Provided records:
START

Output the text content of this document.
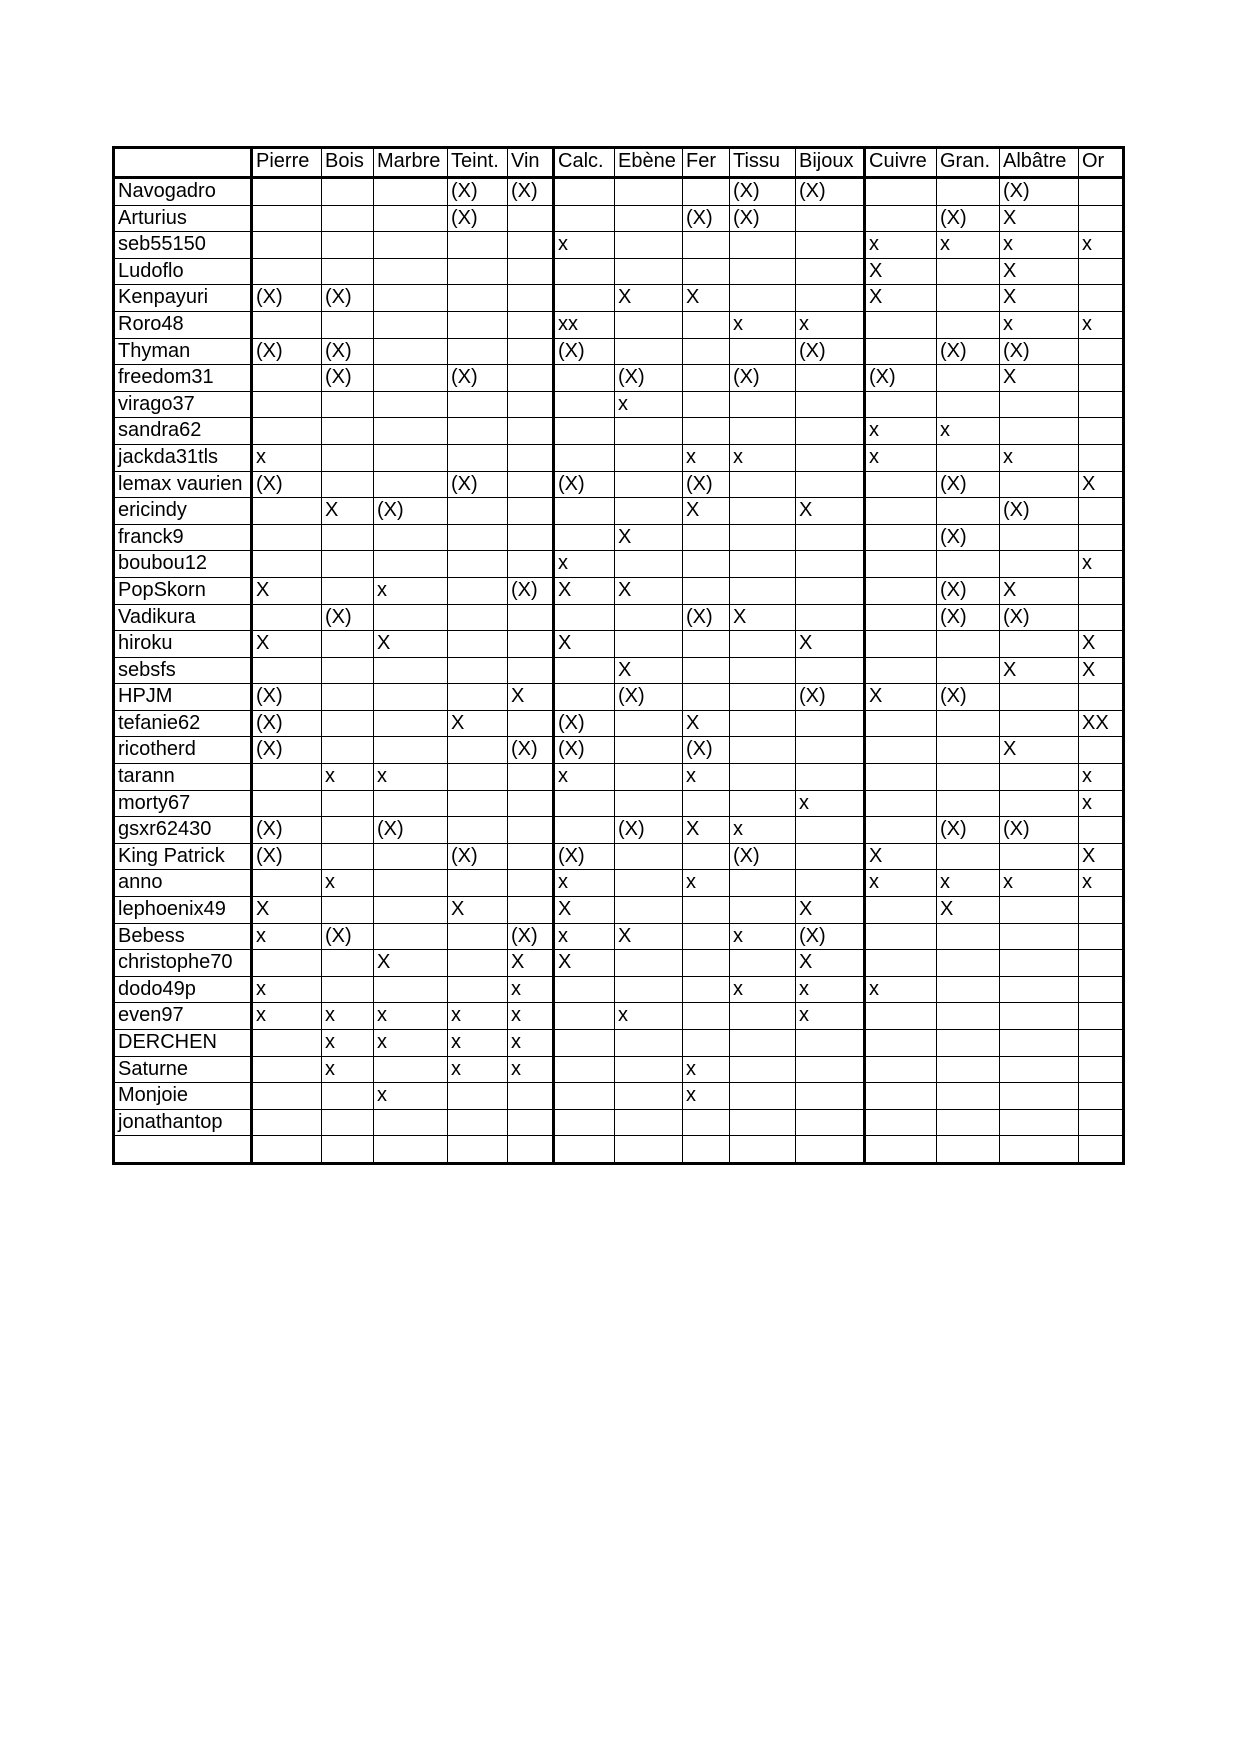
	Pierre	Bois	Marbre	Teint.	Vin	Calc.	Ebène	Fer	Tissu	Bijoux	Cuivre	Gran.	Albâtre	Or
Navogadro				(X)	(X)				(X)	(X)			(X)	
Arturius				(X)				(X)	(X)			(X)	X	
seb55150						x					x	x	x	x
Ludoflo											X		X	
Kenpayuri	(X)	(X)					X	X			X		X	
Roro48						xx			x	x			x	x
Thyman	(X)	(X)				(X)				(X)		(X)	(X)	
freedom31		(X)		(X)			(X)		(X)		(X)		X	
virago37							x							
sandra62											x	x		
jackda31tls	x							x	x		x		x	
lemax vaurien	(X)			(X)		(X)		(X)				(X)		X
ericindy		X	(X)					X		X			(X)	
franck9							X					(X)		
boubou12						x								x
PopSkorn	X		x		(X)	X	X					(X)	X	
Vadikura		(X)						(X)	X			(X)	(X)	
hiroku	X		X			X				X				X
sebsfs							X						X	X
HPJM	(X)				X		(X)			(X)	X	(X)		
tefanie62	(X)			X		(X)		X						XX
ricotherd	(X)				(X)	(X)		(X)					X	
tarann		x	x			x		x						x
morty67										x				x
gsxr62430	(X)		(X)				(X)	X	x			(X)	(X)	
King Patrick	(X)			(X)		(X)			(X)		X			X
anno		x				x		x			x	x	x	x
lephoenix49	X			X		X				X		X		
Bebess	x	(X)			(X)	x	X		x	(X)				
christophe70			X		X	X				X				
dodo49p	x				x				x	x	x			
even97	x	x	x	x	x		x			x				
DERCHEN		x	x	x	x									
Saturne		x		x	x			x						
Monjoie			x					x						
jonathantop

END

Reproduce all of the entries word for word, skipping any pictures they hold.

Result for this exercise:
Output the text content of this document.
	Pierre	Bois	Marbre	Teint.	Vin	Calc.	Ebène	Fer	Tissu	Bijoux	Cuivre	Gran.	Albâtre	Or
Navogadro				(X)	(X)				(X)	(X)			(X)	
Arturius				(X)				(X)	(X)			(X)	X	
seb55150						x					x	x	x	x
Ludoflo											X		X	
Kenpayuri	(X)	(X)					X	X			X		X	
Roro48						xx			x	x			x	x
Thyman	(X)	(X)				(X)				(X)		(X)	(X)	
freedom31		(X)		(X)			(X)		(X)		(X)		X	
virago37							x							
sandra62											x	x		
jackda31tls	x							x	x		x		x	
lemax vaurien	(X)			(X)		(X)		(X)				(X)		X
ericindy		X	(X)					X		X			(X)	
franck9							X					(X)		
boubou12						x								x
PopSkorn	X		x		(X)	X	X					(X)	X	
Vadikura		(X)						(X)	X			(X)	(X)	
hiroku	X		X			X				X				X
sebsfs							X						X	X
HPJM	(X)				X		(X)			(X)	X	(X)		
tefanie62	(X)			X		(X)		X						XX
ricotherd	(X)				(X)	(X)		(X)					X	
tarann		x	x			x		x						x
morty67										x				x
gsxr62430	(X)		(X)				(X)	X	x			(X)	(X)	
King Patrick	(X)			(X)		(X)			(X)		X			X
anno		x				x		x			x	x	x	x
lephoenix49	X			X		X				X		X		
Bebess	x	(X)			(X)	x	X		x	(X)				
christophe70			X		X	X				X				
dodo49p	x				x				x	x	x			
even97	x	x	x	x	x		x			x				
DERCHEN		x	x	x	x									
Saturne		x		x	x			x						
Monjoie			x					x						
jonathantop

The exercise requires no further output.